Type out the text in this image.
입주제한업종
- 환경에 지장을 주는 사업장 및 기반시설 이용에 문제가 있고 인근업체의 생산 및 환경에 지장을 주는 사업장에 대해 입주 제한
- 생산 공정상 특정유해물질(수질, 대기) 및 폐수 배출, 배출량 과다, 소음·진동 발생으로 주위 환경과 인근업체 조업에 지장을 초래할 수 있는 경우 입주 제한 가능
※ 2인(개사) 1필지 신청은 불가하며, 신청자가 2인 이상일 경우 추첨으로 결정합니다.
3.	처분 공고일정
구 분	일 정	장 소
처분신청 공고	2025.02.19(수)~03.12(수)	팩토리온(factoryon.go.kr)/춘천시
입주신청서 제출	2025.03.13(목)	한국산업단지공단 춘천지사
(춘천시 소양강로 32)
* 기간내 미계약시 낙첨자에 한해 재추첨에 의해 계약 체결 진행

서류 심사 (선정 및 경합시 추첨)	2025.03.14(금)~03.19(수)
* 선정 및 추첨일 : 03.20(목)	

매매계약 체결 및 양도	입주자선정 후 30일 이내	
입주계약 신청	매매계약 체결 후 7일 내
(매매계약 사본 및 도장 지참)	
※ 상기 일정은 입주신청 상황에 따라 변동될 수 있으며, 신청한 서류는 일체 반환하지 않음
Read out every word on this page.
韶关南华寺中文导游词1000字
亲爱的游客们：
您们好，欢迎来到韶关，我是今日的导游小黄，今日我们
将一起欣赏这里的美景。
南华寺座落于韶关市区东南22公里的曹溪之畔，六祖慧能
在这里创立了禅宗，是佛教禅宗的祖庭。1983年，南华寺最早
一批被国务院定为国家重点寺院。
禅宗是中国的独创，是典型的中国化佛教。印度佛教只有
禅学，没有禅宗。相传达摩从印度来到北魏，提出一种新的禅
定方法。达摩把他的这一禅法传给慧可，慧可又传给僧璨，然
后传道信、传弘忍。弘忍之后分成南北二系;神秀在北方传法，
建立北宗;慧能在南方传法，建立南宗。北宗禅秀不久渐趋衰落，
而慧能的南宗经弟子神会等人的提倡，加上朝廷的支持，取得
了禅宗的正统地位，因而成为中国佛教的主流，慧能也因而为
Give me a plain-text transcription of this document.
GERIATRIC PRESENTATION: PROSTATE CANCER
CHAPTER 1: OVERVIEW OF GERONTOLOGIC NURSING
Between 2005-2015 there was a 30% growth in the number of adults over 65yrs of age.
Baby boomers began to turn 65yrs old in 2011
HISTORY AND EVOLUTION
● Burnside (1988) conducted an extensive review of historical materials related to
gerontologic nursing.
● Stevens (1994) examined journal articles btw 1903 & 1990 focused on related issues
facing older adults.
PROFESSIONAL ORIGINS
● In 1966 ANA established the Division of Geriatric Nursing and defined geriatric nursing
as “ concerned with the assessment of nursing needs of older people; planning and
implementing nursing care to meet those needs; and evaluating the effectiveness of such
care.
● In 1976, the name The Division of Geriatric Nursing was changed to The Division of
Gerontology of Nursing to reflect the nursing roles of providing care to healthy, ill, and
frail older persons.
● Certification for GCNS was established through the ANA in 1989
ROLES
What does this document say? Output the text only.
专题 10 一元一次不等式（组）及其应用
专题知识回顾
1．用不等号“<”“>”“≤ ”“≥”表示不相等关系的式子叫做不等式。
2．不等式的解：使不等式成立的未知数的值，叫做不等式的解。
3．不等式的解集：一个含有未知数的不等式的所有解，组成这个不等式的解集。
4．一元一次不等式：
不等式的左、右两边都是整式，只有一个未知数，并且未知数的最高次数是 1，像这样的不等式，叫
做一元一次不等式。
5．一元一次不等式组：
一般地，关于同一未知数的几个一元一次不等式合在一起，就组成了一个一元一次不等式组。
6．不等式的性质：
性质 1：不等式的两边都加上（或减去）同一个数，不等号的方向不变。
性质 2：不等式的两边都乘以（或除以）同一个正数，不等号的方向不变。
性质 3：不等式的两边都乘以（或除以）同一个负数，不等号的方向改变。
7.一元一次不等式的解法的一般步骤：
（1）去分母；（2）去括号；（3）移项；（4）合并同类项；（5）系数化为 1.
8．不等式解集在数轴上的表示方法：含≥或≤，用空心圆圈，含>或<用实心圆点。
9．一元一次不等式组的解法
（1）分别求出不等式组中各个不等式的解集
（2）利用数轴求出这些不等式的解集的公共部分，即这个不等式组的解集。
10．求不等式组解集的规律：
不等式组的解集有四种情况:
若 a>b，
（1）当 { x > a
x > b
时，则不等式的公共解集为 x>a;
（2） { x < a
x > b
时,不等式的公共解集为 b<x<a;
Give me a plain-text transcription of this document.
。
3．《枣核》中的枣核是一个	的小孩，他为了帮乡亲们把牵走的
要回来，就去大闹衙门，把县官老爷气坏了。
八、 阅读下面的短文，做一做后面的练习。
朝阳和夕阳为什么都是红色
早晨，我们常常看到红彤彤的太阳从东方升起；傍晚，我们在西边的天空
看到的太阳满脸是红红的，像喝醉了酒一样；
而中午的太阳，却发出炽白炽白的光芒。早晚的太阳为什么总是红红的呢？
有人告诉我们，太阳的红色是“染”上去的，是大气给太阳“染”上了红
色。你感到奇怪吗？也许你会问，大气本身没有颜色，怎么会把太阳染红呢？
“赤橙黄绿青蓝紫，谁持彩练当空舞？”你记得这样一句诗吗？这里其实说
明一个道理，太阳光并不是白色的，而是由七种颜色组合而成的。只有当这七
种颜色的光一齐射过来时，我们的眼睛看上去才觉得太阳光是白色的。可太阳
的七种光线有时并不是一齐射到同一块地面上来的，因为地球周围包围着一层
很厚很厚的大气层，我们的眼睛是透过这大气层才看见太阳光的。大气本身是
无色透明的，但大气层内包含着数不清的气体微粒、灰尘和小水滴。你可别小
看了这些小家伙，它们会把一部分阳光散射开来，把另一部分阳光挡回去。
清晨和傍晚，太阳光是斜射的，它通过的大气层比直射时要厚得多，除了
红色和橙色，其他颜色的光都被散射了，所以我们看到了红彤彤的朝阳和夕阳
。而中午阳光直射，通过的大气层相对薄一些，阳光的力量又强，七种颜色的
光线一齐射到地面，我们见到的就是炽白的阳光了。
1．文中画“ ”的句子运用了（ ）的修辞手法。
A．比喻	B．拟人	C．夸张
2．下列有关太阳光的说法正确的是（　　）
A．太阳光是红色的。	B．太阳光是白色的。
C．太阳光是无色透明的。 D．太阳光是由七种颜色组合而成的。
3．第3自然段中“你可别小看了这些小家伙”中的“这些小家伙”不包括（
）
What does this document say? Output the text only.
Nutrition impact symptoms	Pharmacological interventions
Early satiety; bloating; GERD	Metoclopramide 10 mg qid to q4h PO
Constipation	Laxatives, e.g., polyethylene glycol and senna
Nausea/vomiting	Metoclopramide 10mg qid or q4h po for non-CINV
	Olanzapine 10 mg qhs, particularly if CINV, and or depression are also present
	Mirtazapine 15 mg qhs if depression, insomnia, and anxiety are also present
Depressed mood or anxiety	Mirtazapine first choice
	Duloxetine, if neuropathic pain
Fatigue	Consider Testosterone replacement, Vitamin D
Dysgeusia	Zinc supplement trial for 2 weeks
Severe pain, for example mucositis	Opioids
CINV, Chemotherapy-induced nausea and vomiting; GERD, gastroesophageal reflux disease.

========================================

### What to produce
Only the number is wanted: how many lines of the material contain the word "related"?

### Final result
2